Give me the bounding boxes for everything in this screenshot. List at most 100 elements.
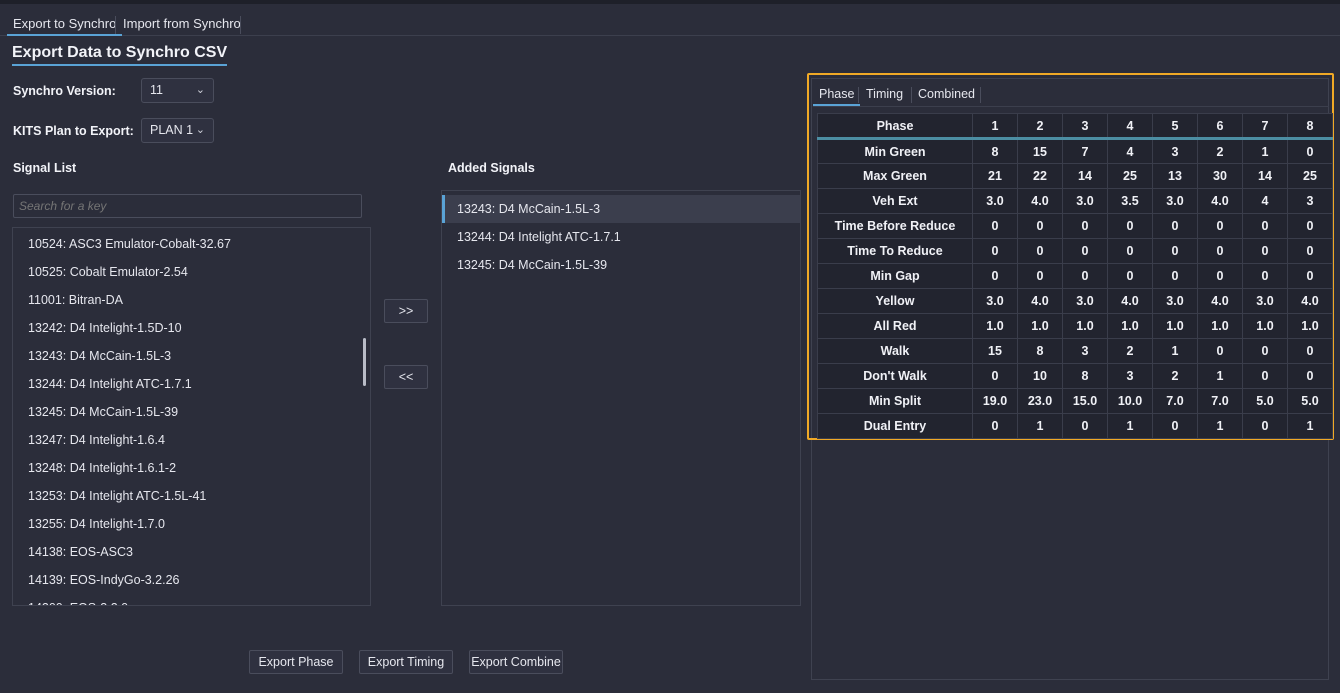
- table-cell[interactable]: 4.0: [1017, 288, 1063, 314]
- table-cell[interactable]: 8: [1017, 338, 1063, 364]
- table-cell[interactable]: 5.0: [1242, 388, 1288, 414]
- table-cell[interactable]: 3: [1287, 188, 1333, 214]
- list-item[interactable]: 14200: EOS-3.2.0: [13, 594, 370, 605]
- table-cell[interactable]: 0: [1242, 363, 1288, 389]
- table-cell[interactable]: 0: [1107, 213, 1153, 239]
- table-cell[interactable]: 0: [1197, 213, 1243, 239]
- table-cell[interactable]: 0: [1287, 263, 1333, 289]
- table-cell[interactable]: 0: [1287, 363, 1333, 389]
- tab-combined[interactable]: Combined: [918, 87, 975, 101]
- signal-list[interactable]: 10524: ASC3 Emulator-Cobalt-32.67 10525: …: [12, 227, 371, 606]
- table-cell[interactable]: 3: [1062, 338, 1108, 364]
- list-item[interactable]: 13244: D4 Intelight ATC-1.7.1: [28, 377, 192, 391]
- table-cell[interactable]: 15: [1017, 138, 1063, 164]
- list-item[interactable]: 13247: D4 Intelight-1.6.4: [28, 433, 165, 447]
- tab-phase[interactable]: Phase: [813, 84, 861, 106]
- table-cell[interactable]: 10: [1017, 363, 1063, 389]
- table-cell[interactable]: 0: [972, 238, 1018, 264]
- table-cell[interactable]: 0: [1152, 213, 1198, 239]
- export-combine-button[interactable]: Export Combine: [469, 650, 563, 674]
- table-cell[interactable]: 3.0: [1152, 288, 1198, 314]
- table-cell[interactable]: 1.0: [1287, 313, 1333, 339]
- table-cell[interactable]: 0: [972, 263, 1018, 289]
- table-cell[interactable]: 0: [1287, 338, 1333, 364]
- table-cell[interactable]: 15: [972, 338, 1018, 364]
- table-cell[interactable]: 13: [1152, 163, 1198, 189]
- table-cell[interactable]: 5.0: [1287, 388, 1333, 414]
- table-cell[interactable]: 4.0: [1197, 288, 1243, 314]
- table-cell[interactable]: 2: [1152, 363, 1198, 389]
- table-cell[interactable]: 22: [1017, 163, 1063, 189]
- table-cell[interactable]: 1: [1287, 413, 1333, 439]
- table-cell[interactable]: 14: [1242, 163, 1288, 189]
- table-cell[interactable]: 0: [1242, 338, 1288, 364]
- table-cell[interactable]: 1: [1197, 413, 1243, 439]
- table-cell[interactable]: 7.0: [1197, 388, 1243, 414]
- table-cell[interactable]: 3.5: [1107, 188, 1153, 214]
- table-cell[interactable]: 1.0: [1062, 313, 1108, 339]
- table-cell[interactable]: 4: [1107, 138, 1153, 164]
- table-cell[interactable]: 1.0: [1242, 313, 1288, 339]
- table-cell[interactable]: 1: [1242, 138, 1288, 164]
- table-cell[interactable]: 3.0: [972, 188, 1018, 214]
- table-cell[interactable]: 0: [1197, 338, 1243, 364]
- list-item[interactable]: 13255: D4 Intelight-1.7.0: [28, 517, 165, 531]
- table-cell[interactable]: 4.0: [1017, 188, 1063, 214]
- list-item[interactable]: 10525: Cobalt Emulator-2.54: [28, 265, 188, 279]
- table-cell[interactable]: 0: [1062, 213, 1108, 239]
- export-timing-button[interactable]: Export Timing: [359, 650, 453, 674]
- tab-export-to-synchro[interactable]: Export to Synchro: [7, 14, 123, 36]
- list-item[interactable]: 13245: D4 McCain-1.5L-39: [457, 258, 608, 272]
- table-cell[interactable]: 1.0: [1152, 313, 1198, 339]
- added-signals-list[interactable]: 13243: D4 McCain-1.5L-3 13244: D4 Intelig…: [441, 190, 801, 606]
- table-cell[interactable]: 2: [1107, 338, 1153, 364]
- table-cell[interactable]: 7: [1062, 138, 1108, 164]
- table-cell[interactable]: 3.0: [1062, 288, 1108, 314]
- table-cell[interactable]: 0: [1242, 263, 1288, 289]
- list-item[interactable]: 13243: D4 McCain-1.5L-3: [442, 195, 800, 223]
- table-cell[interactable]: 0: [1242, 213, 1288, 239]
- list-item[interactable]: 14138: EOS-ASC3: [28, 545, 133, 559]
- table-cell[interactable]: 1: [1152, 338, 1198, 364]
- tab-timing[interactable]: Timing: [866, 87, 904, 101]
- table-cell[interactable]: 0: [1152, 238, 1198, 264]
- synchro-version-select[interactable]: 11 ⌄: [141, 78, 214, 103]
- list-item[interactable]: 13244: D4 Intelight ATC-1.7.1: [457, 230, 621, 244]
- kits-plan-select[interactable]: PLAN 1 ⌄: [141, 118, 214, 143]
- table-cell[interactable]: 1: [1107, 413, 1153, 439]
- list-item[interactable]: 11001: Bitran-DA: [28, 293, 123, 307]
- scrollbar-thumb[interactable]: [363, 338, 366, 386]
- table-cell[interactable]: 14: [1062, 163, 1108, 189]
- table-cell[interactable]: 30: [1197, 163, 1243, 189]
- table-cell[interactable]: 3: [1152, 138, 1198, 164]
- table-cell[interactable]: 0: [1062, 413, 1108, 439]
- search-input[interactable]: [13, 194, 362, 218]
- table-cell[interactable]: 8: [972, 138, 1018, 164]
- table-cell[interactable]: 15.0: [1062, 388, 1108, 414]
- table-cell[interactable]: 8: [1062, 363, 1108, 389]
- table-cell[interactable]: 1.0: [1197, 313, 1243, 339]
- table-cell[interactable]: 0: [1107, 238, 1153, 264]
- table-cell[interactable]: 3.0: [1062, 188, 1108, 214]
- list-item[interactable]: 13253: D4 Intelight ATC-1.5L-41: [28, 489, 207, 503]
- table-cell[interactable]: 0: [1242, 238, 1288, 264]
- table-cell[interactable]: 0: [1287, 213, 1333, 239]
- table-cell[interactable]: 23.0: [1017, 388, 1063, 414]
- table-cell[interactable]: 0: [972, 213, 1018, 239]
- table-cell[interactable]: 3.0: [972, 288, 1018, 314]
- table-cell[interactable]: 10.0: [1107, 388, 1153, 414]
- table-cell[interactable]: 0: [1017, 238, 1063, 264]
- table-cell[interactable]: 3: [1107, 363, 1153, 389]
- table-cell[interactable]: 7.0: [1152, 388, 1198, 414]
- table-cell[interactable]: 0: [1107, 263, 1153, 289]
- add-signal-button[interactable]: >>: [384, 299, 428, 323]
- export-phase-button[interactable]: Export Phase: [249, 650, 343, 674]
- table-cell[interactable]: 1.0: [1107, 313, 1153, 339]
- table-cell[interactable]: 1.0: [1017, 313, 1063, 339]
- table-cell[interactable]: 0: [1287, 138, 1333, 164]
- table-cell[interactable]: 0: [1062, 238, 1108, 264]
- list-item[interactable]: 10524: ASC3 Emulator-Cobalt-32.67: [28, 237, 231, 251]
- table-cell[interactable]: 0: [1152, 413, 1198, 439]
- table-cell[interactable]: 21: [972, 163, 1018, 189]
- table-cell[interactable]: 3.0: [1152, 188, 1198, 214]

^^^^

- [Task prompt]
Please rewrite the items above with every "interactable" changed to "clickable", keep everything else the same, and leave out the pictures.

- [Answer to this exercise]
Give me the bounding boxes for everything in this screenshot. List at most 100 elements.
- table-cell[clickable]: 4.0: [1017, 288, 1063, 314]
- table-cell[clickable]: 8: [1017, 338, 1063, 364]
- table-cell[clickable]: 5.0: [1242, 388, 1288, 414]
- table-cell[clickable]: 3: [1287, 188, 1333, 214]
- list-item[clickable]: 14200: EOS-3.2.0: [13, 594, 370, 605]
- table-cell[clickable]: 0: [1242, 363, 1288, 389]
- table-cell[clickable]: 0: [1107, 213, 1153, 239]
- table-cell[clickable]: 0: [1197, 213, 1243, 239]
- table-cell[clickable]: 0: [1287, 263, 1333, 289]
- table-cell[clickable]: 0: [1287, 363, 1333, 389]
- tab-combined[clickable]: Combined: [918, 87, 975, 101]
- signal-list[clickable]: 10524: ASC3 Emulator-Cobalt-32.67 10525: …: [12, 227, 371, 606]
- table-cell[clickable]: 3: [1062, 338, 1108, 364]
- list-item[clickable]: 13244: D4 Intelight ATC-1.7.1: [28, 377, 192, 391]
- table-cell[clickable]: 15: [1017, 138, 1063, 164]
- list-item[clickable]: 13247: D4 Intelight-1.6.4: [28, 433, 165, 447]
- tab-phase[clickable]: Phase: [813, 84, 861, 106]
- table-cell[clickable]: 10: [1017, 363, 1063, 389]
- table-cell[clickable]: 0: [972, 238, 1018, 264]
- table-cell[clickable]: 0: [1152, 213, 1198, 239]
- export-combine-button[clickable]: Export Combine: [469, 650, 563, 674]
- table-cell[clickable]: 3.0: [1152, 288, 1198, 314]
- table-cell[clickable]: 1.0: [1287, 313, 1333, 339]
- table-cell[clickable]: 0: [972, 263, 1018, 289]
- table-cell[clickable]: 0: [1287, 338, 1333, 364]
- table-cell[clickable]: 15: [972, 338, 1018, 364]
- table-cell[clickable]: 13: [1152, 163, 1198, 189]
- table-cell[clickable]: 5.0: [1287, 388, 1333, 414]
- table-cell[clickable]: 4.0: [1197, 288, 1243, 314]
- table-cell[clickable]: 2: [1152, 363, 1198, 389]
- table-cell[clickable]: 22: [1017, 163, 1063, 189]
- table-cell[clickable]: 1: [1287, 413, 1333, 439]
- table-cell[clickable]: 14: [1242, 163, 1288, 189]
- table-cell[clickable]: 0: [1242, 338, 1288, 364]
- table-cell[clickable]: 1: [1197, 413, 1243, 439]
- table-cell[clickable]: 7.0: [1197, 388, 1243, 414]
- table-cell[clickable]: 3.5: [1107, 188, 1153, 214]
- table-cell[clickable]: 1.0: [1062, 313, 1108, 339]
- table-cell[clickable]: 4: [1107, 138, 1153, 164]
- table-cell[clickable]: 1.0: [1242, 313, 1288, 339]
- table-cell[clickable]: 1: [1242, 138, 1288, 164]
- table-cell[clickable]: 3.0: [972, 188, 1018, 214]
- table-cell[clickable]: 0: [1197, 338, 1243, 364]
- list-item[clickable]: 13255: D4 Intelight-1.7.0: [28, 517, 165, 531]
- table-cell[clickable]: 4.0: [1017, 188, 1063, 214]
- list-item[clickable]: 10525: Cobalt Emulator-2.54: [28, 265, 188, 279]
- table-cell[clickable]: 0: [1062, 213, 1108, 239]
- export-timing-button[clickable]: Export Timing: [359, 650, 453, 674]
- tab-export-to-synchro[clickable]: Export to Synchro: [7, 14, 123, 36]
- list-item[clickable]: 13245: D4 McCain-1.5L-39: [457, 258, 608, 272]
- table-cell[clickable]: 1.0: [1152, 313, 1198, 339]
- added-signals-list[clickable]: 13243: D4 McCain-1.5L-3 13244: D4 Intelig…: [441, 190, 801, 606]
- table-cell[clickable]: 2: [1107, 338, 1153, 364]
- table-cell[clickable]: 7: [1062, 138, 1108, 164]
- table-cell[clickable]: 3.0: [1062, 288, 1108, 314]
- table-cell[clickable]: 0: [1242, 263, 1288, 289]
- list-item[clickable]: 13243: D4 McCain-1.5L-3: [442, 195, 800, 223]
- table-cell[clickable]: 0: [1242, 213, 1288, 239]
- list-item[clickable]: 14138: EOS-ASC3: [28, 545, 133, 559]
- table-cell[clickable]: 1: [1152, 338, 1198, 364]
- tab-timing[clickable]: Timing: [866, 87, 904, 101]
- table-cell[clickable]: 0: [1152, 238, 1198, 264]
- synchro-version-select[clickable]: 11 ⌄: [141, 78, 214, 103]
- list-item[clickable]: 13244: D4 Intelight ATC-1.7.1: [457, 230, 621, 244]
- kits-plan-select[clickable]: PLAN 1 ⌄: [141, 118, 214, 143]
- table-cell[clickable]: 1: [1107, 413, 1153, 439]
- list-item[clickable]: 11001: Bitran-DA: [28, 293, 123, 307]
- scrollbar-thumb[clickable]: [363, 338, 366, 386]
- table-cell[clickable]: 14: [1062, 163, 1108, 189]
- table-cell[clickable]: 30: [1197, 163, 1243, 189]
- table-cell[clickable]: 3: [1152, 138, 1198, 164]
- table-cell[clickable]: 0: [1062, 413, 1108, 439]
- search-input[clickable]: [13, 194, 362, 218]
- table-cell[clickable]: 8: [972, 138, 1018, 164]
- table-cell[clickable]: 15.0: [1062, 388, 1108, 414]
- table-cell[clickable]: 8: [1062, 363, 1108, 389]
- table-cell[clickable]: 1.0: [1197, 313, 1243, 339]
- table-cell[clickable]: 0: [1107, 238, 1153, 264]
- table-cell[clickable]: 3.0: [1062, 188, 1108, 214]
- list-item[clickable]: 13253: D4 Intelight ATC-1.5L-41: [28, 489, 207, 503]
- table-cell[clickable]: 0: [1242, 238, 1288, 264]
- table-cell[clickable]: 0: [1287, 213, 1333, 239]
- table-cell[clickable]: 23.0: [1017, 388, 1063, 414]
- table-cell[clickable]: 0: [972, 213, 1018, 239]
- table-cell[clickable]: 3.0: [972, 288, 1018, 314]
- table-cell[clickable]: 10.0: [1107, 388, 1153, 414]
- table-cell[clickable]: 0: [1017, 238, 1063, 264]
- table-cell[clickable]: 3: [1107, 363, 1153, 389]
- table-cell[clickable]: 7.0: [1152, 388, 1198, 414]
- table-cell[clickable]: 0: [1107, 263, 1153, 289]
- add-signal-button[clickable]: >>: [384, 299, 428, 323]
- export-phase-button[clickable]: Export Phase: [249, 650, 343, 674]
- table-cell[clickable]: 1.0: [1107, 313, 1153, 339]
- table-cell[clickable]: 1.0: [1017, 313, 1063, 339]
- table-cell[clickable]: 0: [1287, 138, 1333, 164]
- table-cell[clickable]: 0: [1062, 238, 1108, 264]
- list-item[clickable]: 10524: ASC3 Emulator-Cobalt-32.67: [28, 237, 231, 251]
- table-cell[clickable]: 0: [1152, 413, 1198, 439]
- table-cell[clickable]: 21: [972, 163, 1018, 189]
- table-cell[clickable]: 3.0: [1152, 188, 1198, 214]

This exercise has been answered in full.